▶ [O que fazer]
[1] No trecho sobre o príncipe Philip, com que palavra o entrevistado resumiria o código cultural britânico?
[2] Retome o trecho sobre o príncipe Philip a partir do ponto em que ele para.

Sim, até por seu jeito de ser. Philip tinha todas as qualidades esperadas de um chefe de Estado. Ele representava um papel diplomático. Viajaram muito pelo mundo. Elizabeth II rodou o mundo, representando um papel de chefe de Estado. De certa forma, dava a ideia do alcance, até onde o Império Britânico atingia. Esse lado do soft power (poder suave) foi muito bem exercido. Em alguns momentos, ele era criticado por sua ironia. Mas ao mesmo tempo representava bem seu papel. Isso para os britânicos é fundamental. Do ponto de vista simbólico, se a gente pudesse resumir em uma palavra o código cultural britânico, eu definiria como classe. Ele tinha classe porque sabia ocupar a sua posição e fazer o que é esperado.
Philip era um homem acostumado ao comando naval e que tinha opiniões fortes sobre diversos temas. Ele foi mudando ao longo do tempo e entendendo o papel na realeza?

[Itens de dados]
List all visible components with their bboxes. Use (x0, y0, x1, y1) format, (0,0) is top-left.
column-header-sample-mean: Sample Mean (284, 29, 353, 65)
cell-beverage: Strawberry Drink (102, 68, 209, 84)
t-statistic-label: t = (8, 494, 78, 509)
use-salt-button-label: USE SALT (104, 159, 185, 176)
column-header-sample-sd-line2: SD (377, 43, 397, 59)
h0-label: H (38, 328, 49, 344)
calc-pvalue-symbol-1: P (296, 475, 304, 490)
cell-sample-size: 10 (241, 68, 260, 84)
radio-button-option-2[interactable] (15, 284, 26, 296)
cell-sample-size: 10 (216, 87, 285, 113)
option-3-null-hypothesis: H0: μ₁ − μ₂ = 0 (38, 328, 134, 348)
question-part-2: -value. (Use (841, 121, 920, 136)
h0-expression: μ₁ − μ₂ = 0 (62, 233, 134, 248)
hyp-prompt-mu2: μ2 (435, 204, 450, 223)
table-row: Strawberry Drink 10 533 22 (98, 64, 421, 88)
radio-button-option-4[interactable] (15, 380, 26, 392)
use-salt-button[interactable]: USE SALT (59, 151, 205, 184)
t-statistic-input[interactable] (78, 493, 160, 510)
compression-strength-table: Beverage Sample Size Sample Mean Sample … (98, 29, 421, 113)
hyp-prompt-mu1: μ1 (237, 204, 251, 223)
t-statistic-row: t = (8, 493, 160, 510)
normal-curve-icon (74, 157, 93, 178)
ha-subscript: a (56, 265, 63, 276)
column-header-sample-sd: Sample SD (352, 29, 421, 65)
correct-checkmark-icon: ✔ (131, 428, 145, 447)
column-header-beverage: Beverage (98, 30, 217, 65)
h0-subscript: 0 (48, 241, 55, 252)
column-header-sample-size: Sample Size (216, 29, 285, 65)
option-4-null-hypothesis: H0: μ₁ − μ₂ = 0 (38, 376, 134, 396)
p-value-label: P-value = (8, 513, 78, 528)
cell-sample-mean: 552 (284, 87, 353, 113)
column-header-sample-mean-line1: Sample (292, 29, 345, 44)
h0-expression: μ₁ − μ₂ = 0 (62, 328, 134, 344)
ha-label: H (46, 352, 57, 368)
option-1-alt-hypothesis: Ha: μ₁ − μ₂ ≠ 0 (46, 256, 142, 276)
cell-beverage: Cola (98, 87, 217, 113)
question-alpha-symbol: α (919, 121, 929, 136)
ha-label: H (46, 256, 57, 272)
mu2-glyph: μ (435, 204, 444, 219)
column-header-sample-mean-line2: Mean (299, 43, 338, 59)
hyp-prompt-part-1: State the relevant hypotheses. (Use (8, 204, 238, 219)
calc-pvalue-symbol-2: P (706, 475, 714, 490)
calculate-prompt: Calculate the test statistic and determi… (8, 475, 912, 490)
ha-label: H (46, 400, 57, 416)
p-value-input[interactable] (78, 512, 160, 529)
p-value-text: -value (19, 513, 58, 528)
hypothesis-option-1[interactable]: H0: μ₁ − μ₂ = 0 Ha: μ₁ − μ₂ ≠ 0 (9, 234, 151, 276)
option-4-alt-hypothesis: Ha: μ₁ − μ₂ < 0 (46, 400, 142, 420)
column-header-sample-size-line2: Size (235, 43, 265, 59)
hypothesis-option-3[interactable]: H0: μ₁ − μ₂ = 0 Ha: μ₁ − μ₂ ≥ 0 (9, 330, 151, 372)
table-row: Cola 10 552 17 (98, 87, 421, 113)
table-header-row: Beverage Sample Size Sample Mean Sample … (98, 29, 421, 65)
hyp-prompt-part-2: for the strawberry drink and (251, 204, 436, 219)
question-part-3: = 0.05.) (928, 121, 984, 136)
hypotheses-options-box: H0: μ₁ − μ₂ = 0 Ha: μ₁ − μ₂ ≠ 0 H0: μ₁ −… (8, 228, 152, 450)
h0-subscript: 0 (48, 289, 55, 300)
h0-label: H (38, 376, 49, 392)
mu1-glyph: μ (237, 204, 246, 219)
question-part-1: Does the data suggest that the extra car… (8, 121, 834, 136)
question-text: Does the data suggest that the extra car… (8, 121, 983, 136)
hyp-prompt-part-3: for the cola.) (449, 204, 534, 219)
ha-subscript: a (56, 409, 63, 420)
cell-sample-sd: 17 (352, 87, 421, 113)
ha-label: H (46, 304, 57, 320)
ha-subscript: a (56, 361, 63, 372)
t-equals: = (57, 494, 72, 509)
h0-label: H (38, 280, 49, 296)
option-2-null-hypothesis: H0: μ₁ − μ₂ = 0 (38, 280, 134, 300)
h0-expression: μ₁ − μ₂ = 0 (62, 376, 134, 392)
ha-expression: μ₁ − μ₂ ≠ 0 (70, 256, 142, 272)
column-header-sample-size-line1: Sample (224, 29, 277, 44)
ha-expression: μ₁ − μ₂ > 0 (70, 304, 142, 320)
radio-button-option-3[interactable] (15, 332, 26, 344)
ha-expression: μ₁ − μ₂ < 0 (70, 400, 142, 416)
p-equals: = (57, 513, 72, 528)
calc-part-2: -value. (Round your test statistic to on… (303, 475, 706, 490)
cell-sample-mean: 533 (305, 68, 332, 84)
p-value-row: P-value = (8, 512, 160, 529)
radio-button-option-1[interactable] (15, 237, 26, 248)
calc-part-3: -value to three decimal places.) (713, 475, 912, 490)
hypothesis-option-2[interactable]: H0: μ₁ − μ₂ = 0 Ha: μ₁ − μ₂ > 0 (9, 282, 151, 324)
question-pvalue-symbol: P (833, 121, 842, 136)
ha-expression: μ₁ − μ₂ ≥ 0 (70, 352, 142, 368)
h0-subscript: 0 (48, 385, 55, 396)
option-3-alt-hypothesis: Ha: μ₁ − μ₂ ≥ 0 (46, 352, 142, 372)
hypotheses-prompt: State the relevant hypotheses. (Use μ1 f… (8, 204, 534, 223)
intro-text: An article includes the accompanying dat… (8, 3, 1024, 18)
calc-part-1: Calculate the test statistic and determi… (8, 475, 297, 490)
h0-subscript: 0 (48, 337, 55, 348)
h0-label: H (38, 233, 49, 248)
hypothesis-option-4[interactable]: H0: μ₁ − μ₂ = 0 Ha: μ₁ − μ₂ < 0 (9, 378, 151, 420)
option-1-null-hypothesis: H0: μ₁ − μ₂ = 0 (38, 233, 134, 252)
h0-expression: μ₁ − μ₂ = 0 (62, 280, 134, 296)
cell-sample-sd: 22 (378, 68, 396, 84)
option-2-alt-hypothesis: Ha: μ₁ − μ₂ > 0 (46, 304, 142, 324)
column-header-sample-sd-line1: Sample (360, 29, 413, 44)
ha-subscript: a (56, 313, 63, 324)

▶ [Respostas]
[1] Classe.

[2]
Foi um processo de assimilação. Em "The Crown", mesmo com licença de ficção, há momentos em que eles destacam muito bem isso: em que ele tinha seu jeito de ser, mas que sabia exatamente qual o seu papel institucional, seu senso de dever. Ele nunca falhou nesse aspecto. Evidentemente, também tinha uma disciplina militar quase espartana, o que terminou inclusive influenciando a criação dos filhos mais velhos. Tanto assim que a relação dele com o neto, Harry, foi sempre maior, porque ele também tinha algo parecido, não evidentemente a explosão temperamental, o espírito rebelde que Harry possui, mas também foi para o campo de luta (Harry esteve no Afeganistão), enquanto os outros cumpriram uma função na realeza.
Como era essa identificação com Harry?
Muito forte. A perda vai ser muito sentida. Tinham um diálogo muito próximo, maior do que Philip teve com seus filhos.
O funeral será o primeiro encontro de Harry com a família desde a entrevista que ele e Meghan deram à TV americana em que falaram de racismo. O que esperar?
Pode ter havido uma zona de atrito, acontece com as melhores famílias. Mas Harry e Meghan não deixaram de ser membros da família real. Não estão desempenhando papeis oficiais da família real. É uma diferença. E abdicaram isso.
É o papel institucional diferente dos laços de família.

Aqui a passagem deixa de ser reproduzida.